> GIVEN EXERCISE:
Extract every line of the data, from its first line up to and including the line containing "Bar bbox=[171, 212, 172, 219]", and reproduce each one verbatim.

** Begin RECORDS FOR PROCESSING **

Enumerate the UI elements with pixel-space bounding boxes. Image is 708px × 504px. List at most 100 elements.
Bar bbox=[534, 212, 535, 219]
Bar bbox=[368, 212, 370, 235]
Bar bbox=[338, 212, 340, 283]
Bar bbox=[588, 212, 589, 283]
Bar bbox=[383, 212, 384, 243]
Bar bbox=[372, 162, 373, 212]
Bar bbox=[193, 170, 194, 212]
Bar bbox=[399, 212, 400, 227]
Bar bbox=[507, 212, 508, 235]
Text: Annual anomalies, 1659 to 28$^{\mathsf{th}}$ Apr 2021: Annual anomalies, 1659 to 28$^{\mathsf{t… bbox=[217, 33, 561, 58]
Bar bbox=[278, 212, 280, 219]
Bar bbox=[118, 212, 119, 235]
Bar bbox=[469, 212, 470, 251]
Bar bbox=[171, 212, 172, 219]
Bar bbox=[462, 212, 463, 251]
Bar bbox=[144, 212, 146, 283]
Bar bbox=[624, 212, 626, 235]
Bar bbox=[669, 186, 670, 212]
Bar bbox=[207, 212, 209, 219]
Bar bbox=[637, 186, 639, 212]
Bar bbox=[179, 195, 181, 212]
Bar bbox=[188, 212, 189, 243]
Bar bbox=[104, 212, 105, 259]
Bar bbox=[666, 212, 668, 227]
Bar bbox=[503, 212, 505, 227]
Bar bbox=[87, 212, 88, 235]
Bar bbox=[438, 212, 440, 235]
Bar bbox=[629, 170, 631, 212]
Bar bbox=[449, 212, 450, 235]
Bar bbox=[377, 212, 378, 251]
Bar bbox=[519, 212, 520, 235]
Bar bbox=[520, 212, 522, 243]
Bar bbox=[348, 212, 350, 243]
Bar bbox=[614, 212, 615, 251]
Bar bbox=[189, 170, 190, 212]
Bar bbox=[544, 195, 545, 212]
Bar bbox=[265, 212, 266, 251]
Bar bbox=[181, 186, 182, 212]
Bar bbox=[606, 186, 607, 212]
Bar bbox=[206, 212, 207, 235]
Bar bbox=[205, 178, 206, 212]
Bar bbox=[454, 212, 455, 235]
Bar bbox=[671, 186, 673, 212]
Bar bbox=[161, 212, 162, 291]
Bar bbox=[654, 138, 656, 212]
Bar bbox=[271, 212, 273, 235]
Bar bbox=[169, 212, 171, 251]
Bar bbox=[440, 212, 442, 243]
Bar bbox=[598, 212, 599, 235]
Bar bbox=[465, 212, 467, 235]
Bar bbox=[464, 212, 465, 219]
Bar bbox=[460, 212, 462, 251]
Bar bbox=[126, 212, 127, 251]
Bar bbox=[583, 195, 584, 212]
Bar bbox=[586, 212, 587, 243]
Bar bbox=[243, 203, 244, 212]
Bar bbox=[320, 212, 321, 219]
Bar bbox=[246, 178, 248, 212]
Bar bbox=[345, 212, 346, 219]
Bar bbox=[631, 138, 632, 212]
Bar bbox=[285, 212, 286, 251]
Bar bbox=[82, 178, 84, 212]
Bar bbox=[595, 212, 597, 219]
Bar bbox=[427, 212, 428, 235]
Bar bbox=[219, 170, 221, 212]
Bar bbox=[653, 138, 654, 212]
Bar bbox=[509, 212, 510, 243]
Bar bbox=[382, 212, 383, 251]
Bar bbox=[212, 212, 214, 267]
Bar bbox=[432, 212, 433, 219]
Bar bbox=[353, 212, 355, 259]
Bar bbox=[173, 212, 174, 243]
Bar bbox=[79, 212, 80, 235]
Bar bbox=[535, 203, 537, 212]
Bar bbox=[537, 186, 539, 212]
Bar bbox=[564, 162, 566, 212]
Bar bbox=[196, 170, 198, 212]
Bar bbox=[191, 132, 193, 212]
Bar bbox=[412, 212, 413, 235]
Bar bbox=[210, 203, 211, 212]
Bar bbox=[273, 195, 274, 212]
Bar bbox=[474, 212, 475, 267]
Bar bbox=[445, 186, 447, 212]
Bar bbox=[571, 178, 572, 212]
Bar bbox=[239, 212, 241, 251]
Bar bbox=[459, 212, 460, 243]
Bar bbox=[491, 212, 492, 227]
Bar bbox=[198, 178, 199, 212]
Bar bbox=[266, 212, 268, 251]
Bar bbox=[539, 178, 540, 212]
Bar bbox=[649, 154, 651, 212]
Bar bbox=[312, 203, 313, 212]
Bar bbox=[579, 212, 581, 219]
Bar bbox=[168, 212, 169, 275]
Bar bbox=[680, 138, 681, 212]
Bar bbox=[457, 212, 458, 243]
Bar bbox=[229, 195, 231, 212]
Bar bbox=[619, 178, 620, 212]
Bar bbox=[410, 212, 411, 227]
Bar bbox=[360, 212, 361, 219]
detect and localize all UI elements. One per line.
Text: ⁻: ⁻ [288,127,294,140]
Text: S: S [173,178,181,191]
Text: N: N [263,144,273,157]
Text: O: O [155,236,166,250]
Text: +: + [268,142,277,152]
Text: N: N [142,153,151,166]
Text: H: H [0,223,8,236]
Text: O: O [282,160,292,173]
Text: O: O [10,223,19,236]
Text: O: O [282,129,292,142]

** End RECORDS FOR PROCESSING **

> TASK RESPONSE:
Enumerate the UI elements with pixel-space bounding boxes. Image is 708px × 504px. List at most 100 elements.
Bar bbox=[534, 212, 535, 219]
Bar bbox=[368, 212, 370, 235]
Bar bbox=[338, 212, 340, 283]
Bar bbox=[588, 212, 589, 283]
Bar bbox=[383, 212, 384, 243]
Bar bbox=[372, 162, 373, 212]
Bar bbox=[193, 170, 194, 212]
Bar bbox=[399, 212, 400, 227]
Bar bbox=[507, 212, 508, 235]
Text: Annual anomalies, 1659 to 28$^{\mathsf{th}}$ Apr 2021: Annual anomalies, 1659 to 28$^{\mathsf{t… bbox=[217, 33, 561, 58]
Bar bbox=[278, 212, 280, 219]
Bar bbox=[118, 212, 119, 235]
Bar bbox=[469, 212, 470, 251]
Bar bbox=[171, 212, 172, 219]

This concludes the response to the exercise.